Given problem | Write out all records as given; omit images.

++++++++++

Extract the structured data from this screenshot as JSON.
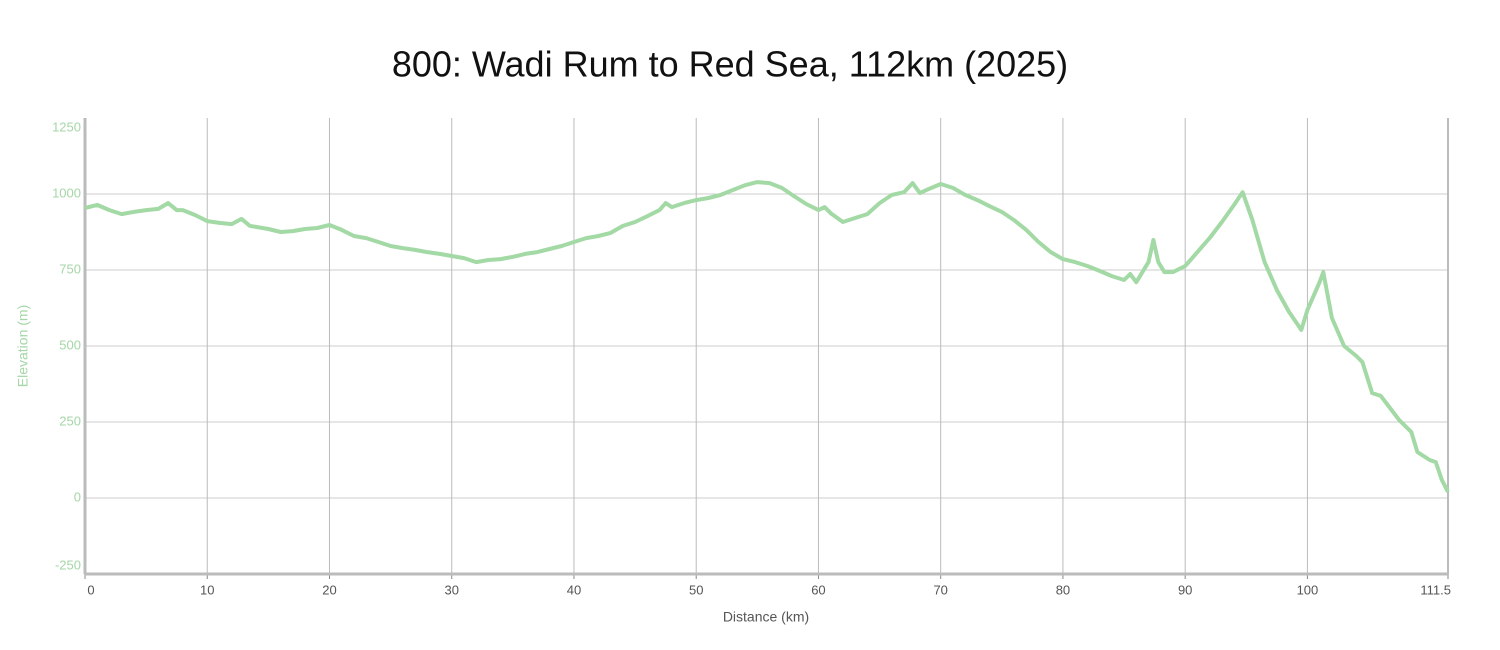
{
  "chart_data": {
    "type": "line",
    "title": "800: Wadi Rum to Red Sea, 112km (2025)",
    "x_label": "Distance (km)",
    "y_label": "Elevation (m)",
    "xlim": [
      0,
      111.5
    ],
    "xticks": [
      0,
      10,
      20,
      30,
      40,
      50,
      60,
      70,
      80,
      90,
      100,
      111.5
    ],
    "ylim": [
      -250,
      1250
    ],
    "yticks": [
      -250,
      0,
      250,
      500,
      750,
      1000,
      1250
    ],
    "grid": true,
    "series": [
      {
        "name": "Elevation",
        "color": "#a3d9a5",
        "x": [
          0,
          1,
          2,
          3,
          4,
          5,
          6,
          6.8,
          7.5,
          8,
          9,
          10,
          11,
          12,
          12.8,
          13.5,
          15,
          16,
          17,
          18,
          19,
          20,
          21,
          22,
          23,
          24,
          25,
          26,
          27,
          28,
          29,
          30,
          31,
          32,
          33,
          34,
          35,
          36,
          37,
          38,
          39,
          40,
          41,
          42,
          43,
          44,
          45,
          46,
          47,
          47.5,
          48,
          49,
          50,
          51,
          52,
          53,
          54,
          55,
          56,
          57,
          58,
          59,
          60,
          60.5,
          61,
          62,
          63,
          64,
          65,
          66,
          67,
          67.7,
          68.3,
          69,
          70,
          71,
          72,
          73,
          74,
          75,
          76,
          77,
          78,
          79,
          80,
          81,
          82,
          83,
          84,
          85,
          85.5,
          86,
          87,
          87.4,
          87.8,
          88.3,
          89,
          90,
          91,
          92,
          93,
          94,
          94.7,
          95.5,
          96.5,
          97.5,
          98.5,
          99.5,
          100,
          101,
          101.3,
          102,
          103,
          104,
          104.5,
          105.3,
          106,
          106.7,
          107.5,
          108.5,
          109,
          110,
          110.5,
          111,
          111.5
        ],
        "values": [
          954,
          964,
          947,
          934,
          941,
          947,
          951,
          970,
          947,
          947,
          931,
          911,
          905,
          901,
          918,
          895,
          885,
          875,
          878,
          885,
          888,
          898,
          882,
          862,
          855,
          842,
          829,
          822,
          816,
          809,
          803,
          796,
          789,
          776,
          783,
          786,
          793,
          803,
          809,
          819,
          829,
          842,
          855,
          862,
          872,
          895,
          908,
          927,
          947,
          970,
          957,
          970,
          980,
          987,
          997,
          1013,
          1029,
          1039,
          1036,
          1020,
          993,
          967,
          947,
          957,
          937,
          908,
          921,
          934,
          970,
          997,
          1006,
          1036,
          1003,
          1016,
          1033,
          1020,
          997,
          980,
          960,
          941,
          914,
          882,
          842,
          809,
          786,
          776,
          763,
          747,
          730,
          717,
          737,
          710,
          776,
          849,
          776,
          743,
          743,
          763,
          809,
          855,
          908,
          964,
          1006,
          914,
          776,
          684,
          612,
          553,
          618,
          710,
          743,
          592,
          500,
          467,
          447,
          345,
          336,
          299,
          257,
          217,
          151,
          125,
          118,
          59,
          20
        ]
      }
    ]
  }
}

++++++++++

Solution for this task |
Extract the structured data from this screenshot as JSON.
{
  "chart_data": {
    "type": "line",
    "title": "800: Wadi Rum to Red Sea, 112km (2025)",
    "x_label": "Distance (km)",
    "y_label": "Elevation (m)",
    "xlim": [
      0,
      111.5
    ],
    "xticks": [
      0,
      10,
      20,
      30,
      40,
      50,
      60,
      70,
      80,
      90,
      100,
      111.5
    ],
    "ylim": [
      -250,
      1250
    ],
    "yticks": [
      -250,
      0,
      250,
      500,
      750,
      1000,
      1250
    ],
    "grid": true,
    "series": [
      {
        "name": "Elevation",
        "color": "#a3d9a5",
        "x": [
          0,
          1,
          2,
          3,
          4,
          5,
          6,
          6.8,
          7.5,
          8,
          9,
          10,
          11,
          12,
          12.8,
          13.5,
          15,
          16,
          17,
          18,
          19,
          20,
          21,
          22,
          23,
          24,
          25,
          26,
          27,
          28,
          29,
          30,
          31,
          32,
          33,
          34,
          35,
          36,
          37,
          38,
          39,
          40,
          41,
          42,
          43,
          44,
          45,
          46,
          47,
          47.5,
          48,
          49,
          50,
          51,
          52,
          53,
          54,
          55,
          56,
          57,
          58,
          59,
          60,
          60.5,
          61,
          62,
          63,
          64,
          65,
          66,
          67,
          67.7,
          68.3,
          69,
          70,
          71,
          72,
          73,
          74,
          75,
          76,
          77,
          78,
          79,
          80,
          81,
          82,
          83,
          84,
          85,
          85.5,
          86,
          87,
          87.4,
          87.8,
          88.3,
          89,
          90,
          91,
          92,
          93,
          94,
          94.7,
          95.5,
          96.5,
          97.5,
          98.5,
          99.5,
          100,
          101,
          101.3,
          102,
          103,
          104,
          104.5,
          105.3,
          106,
          106.7,
          107.5,
          108.5,
          109,
          110,
          110.5,
          111,
          111.5
        ],
        "values": [
          954,
          964,
          947,
          934,
          941,
          947,
          951,
          970,
          947,
          947,
          931,
          911,
          905,
          901,
          918,
          895,
          885,
          875,
          878,
          885,
          888,
          898,
          882,
          862,
          855,
          842,
          829,
          822,
          816,
          809,
          803,
          796,
          789,
          776,
          783,
          786,
          793,
          803,
          809,
          819,
          829,
          842,
          855,
          862,
          872,
          895,
          908,
          927,
          947,
          970,
          957,
          970,
          980,
          987,
          997,
          1013,
          1029,
          1039,
          1036,
          1020,
          993,
          967,
          947,
          957,
          937,
          908,
          921,
          934,
          970,
          997,
          1006,
          1036,
          1003,
          1016,
          1033,
          1020,
          997,
          980,
          960,
          941,
          914,
          882,
          842,
          809,
          786,
          776,
          763,
          747,
          730,
          717,
          737,
          710,
          776,
          849,
          776,
          743,
          743,
          763,
          809,
          855,
          908,
          964,
          1006,
          914,
          776,
          684,
          612,
          553,
          618,
          710,
          743,
          592,
          500,
          467,
          447,
          345,
          336,
          299,
          257,
          217,
          151,
          125,
          118,
          59,
          20
        ]
      }
    ]
  }
}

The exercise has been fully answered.